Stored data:
□ □ □ □ □ □ □
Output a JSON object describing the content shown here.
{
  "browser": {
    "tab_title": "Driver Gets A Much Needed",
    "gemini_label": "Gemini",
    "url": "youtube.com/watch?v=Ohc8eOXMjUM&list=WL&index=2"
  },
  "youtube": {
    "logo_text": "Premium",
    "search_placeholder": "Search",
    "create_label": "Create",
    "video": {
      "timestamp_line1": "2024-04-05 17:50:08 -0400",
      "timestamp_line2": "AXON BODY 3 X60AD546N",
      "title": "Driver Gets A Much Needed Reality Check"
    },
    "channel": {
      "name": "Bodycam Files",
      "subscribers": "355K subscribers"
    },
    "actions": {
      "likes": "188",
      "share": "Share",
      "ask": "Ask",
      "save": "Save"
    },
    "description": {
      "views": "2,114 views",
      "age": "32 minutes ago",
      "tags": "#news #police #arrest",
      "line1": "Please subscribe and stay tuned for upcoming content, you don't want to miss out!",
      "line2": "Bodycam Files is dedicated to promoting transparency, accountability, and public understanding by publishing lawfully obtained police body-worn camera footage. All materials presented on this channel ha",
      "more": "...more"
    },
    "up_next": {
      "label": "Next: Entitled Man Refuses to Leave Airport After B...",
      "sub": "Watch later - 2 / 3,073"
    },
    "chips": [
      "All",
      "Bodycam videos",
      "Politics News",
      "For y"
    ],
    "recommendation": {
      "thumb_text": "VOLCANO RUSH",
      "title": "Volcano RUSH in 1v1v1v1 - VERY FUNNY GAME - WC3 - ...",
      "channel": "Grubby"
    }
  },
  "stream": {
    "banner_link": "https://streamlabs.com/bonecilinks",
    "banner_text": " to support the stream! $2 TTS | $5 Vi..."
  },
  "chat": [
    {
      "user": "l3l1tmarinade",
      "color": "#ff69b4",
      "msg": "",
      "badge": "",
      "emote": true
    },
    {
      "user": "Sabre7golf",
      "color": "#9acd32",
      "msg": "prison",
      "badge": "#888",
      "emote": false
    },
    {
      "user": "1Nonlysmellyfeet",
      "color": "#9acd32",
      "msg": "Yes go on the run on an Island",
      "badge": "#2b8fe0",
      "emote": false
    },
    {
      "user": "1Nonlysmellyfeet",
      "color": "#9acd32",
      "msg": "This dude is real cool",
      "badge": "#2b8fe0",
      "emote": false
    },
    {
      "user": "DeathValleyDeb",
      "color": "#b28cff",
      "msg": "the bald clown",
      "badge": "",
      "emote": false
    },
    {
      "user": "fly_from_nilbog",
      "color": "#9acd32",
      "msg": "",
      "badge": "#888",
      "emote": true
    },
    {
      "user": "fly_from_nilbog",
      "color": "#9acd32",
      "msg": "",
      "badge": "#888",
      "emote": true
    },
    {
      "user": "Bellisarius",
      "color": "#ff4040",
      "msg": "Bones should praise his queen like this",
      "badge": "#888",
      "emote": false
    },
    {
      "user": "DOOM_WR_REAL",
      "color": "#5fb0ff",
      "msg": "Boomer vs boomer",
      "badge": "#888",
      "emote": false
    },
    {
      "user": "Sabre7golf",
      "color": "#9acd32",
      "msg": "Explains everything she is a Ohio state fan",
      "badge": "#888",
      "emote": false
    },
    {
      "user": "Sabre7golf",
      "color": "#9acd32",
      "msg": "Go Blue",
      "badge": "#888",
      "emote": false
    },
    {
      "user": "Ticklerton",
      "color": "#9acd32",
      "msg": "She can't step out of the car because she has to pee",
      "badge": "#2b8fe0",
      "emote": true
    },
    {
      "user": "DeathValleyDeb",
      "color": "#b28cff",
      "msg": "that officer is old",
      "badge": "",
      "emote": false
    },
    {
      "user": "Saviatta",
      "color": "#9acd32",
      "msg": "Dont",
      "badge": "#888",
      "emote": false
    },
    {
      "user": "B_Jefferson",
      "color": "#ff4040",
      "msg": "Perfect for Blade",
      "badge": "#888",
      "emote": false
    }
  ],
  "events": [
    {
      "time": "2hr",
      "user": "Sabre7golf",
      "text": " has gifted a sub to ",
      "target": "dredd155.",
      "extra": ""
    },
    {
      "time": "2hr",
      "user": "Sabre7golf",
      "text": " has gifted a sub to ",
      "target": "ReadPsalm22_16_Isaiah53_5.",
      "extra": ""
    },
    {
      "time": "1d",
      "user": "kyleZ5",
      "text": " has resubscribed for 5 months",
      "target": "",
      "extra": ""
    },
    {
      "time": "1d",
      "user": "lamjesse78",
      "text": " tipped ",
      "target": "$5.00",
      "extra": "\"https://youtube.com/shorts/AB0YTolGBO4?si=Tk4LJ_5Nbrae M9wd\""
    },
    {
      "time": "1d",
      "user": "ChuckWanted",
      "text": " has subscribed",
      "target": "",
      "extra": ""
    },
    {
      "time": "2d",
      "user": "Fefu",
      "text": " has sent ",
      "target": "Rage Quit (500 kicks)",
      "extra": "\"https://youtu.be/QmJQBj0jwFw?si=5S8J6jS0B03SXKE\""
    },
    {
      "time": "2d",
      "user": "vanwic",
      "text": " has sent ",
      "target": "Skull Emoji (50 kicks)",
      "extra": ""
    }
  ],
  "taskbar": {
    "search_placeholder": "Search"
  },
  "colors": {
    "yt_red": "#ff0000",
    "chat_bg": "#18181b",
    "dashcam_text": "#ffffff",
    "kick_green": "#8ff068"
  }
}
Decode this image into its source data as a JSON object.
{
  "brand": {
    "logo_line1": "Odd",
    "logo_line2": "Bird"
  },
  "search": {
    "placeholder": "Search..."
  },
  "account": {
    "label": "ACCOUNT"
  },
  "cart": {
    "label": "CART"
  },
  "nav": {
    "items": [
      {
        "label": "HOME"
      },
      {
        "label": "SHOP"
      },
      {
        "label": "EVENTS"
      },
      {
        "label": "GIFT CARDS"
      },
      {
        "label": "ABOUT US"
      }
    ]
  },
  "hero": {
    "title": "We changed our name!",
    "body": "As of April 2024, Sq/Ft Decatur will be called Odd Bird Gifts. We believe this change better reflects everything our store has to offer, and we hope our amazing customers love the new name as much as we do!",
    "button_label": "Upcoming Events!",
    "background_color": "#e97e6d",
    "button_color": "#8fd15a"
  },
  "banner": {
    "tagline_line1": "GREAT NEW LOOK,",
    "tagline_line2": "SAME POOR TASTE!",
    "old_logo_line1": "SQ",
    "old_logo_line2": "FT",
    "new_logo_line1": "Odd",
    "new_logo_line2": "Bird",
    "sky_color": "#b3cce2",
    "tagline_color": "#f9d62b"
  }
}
□ □ □ □ □ □ □
**Goal of the exercise**
Reproduce, word for word, only the lines from the one that contains "Decode this image" through the final line.

**Answer to this task**
Decode this image into its source data as a JSON object.
{
  "brand": {
    "logo_line1": "Odd",
    "logo_line2": "Bird"
  },
  "search": {
    "placeholder": "Search..."
  },
  "account": {
    "label": "ACCOUNT"
  },
  "cart": {
    "label": "CART"
  },
  "nav": {
    "items": [
      {
        "label": "HOME"
      },
      {
        "label": "SHOP"
      },
      {
        "label": "EVENTS"
      },
      {
        "label": "GIFT CARDS"
      },
      {
        "label": "ABOUT US"
      }
    ]
  },
  "hero": {
    "title": "We changed our name!",
    "body": "As of April 2024, Sq/Ft Decatur will be called Odd Bird Gifts. We believe this change better reflects everything our store has to offer, and we hope our amazing customers love the new name as much as we do!",
    "button_label": "Upcoming Events!",
    "background_color": "#e97e6d",
    "button_color": "#8fd15a"
  },
  "banner": {
    "tagline_line1": "GREAT NEW LOOK,",
    "tagline_line2": "SAME POOR TASTE!",
    "old_logo_line1": "SQ",
    "old_logo_line2": "FT",
    "new_logo_line1": "Odd",
    "new_logo_line2": "Bird",
    "sky_color": "#b3cce2",
    "tagline_color": "#f9d62b"
  }
}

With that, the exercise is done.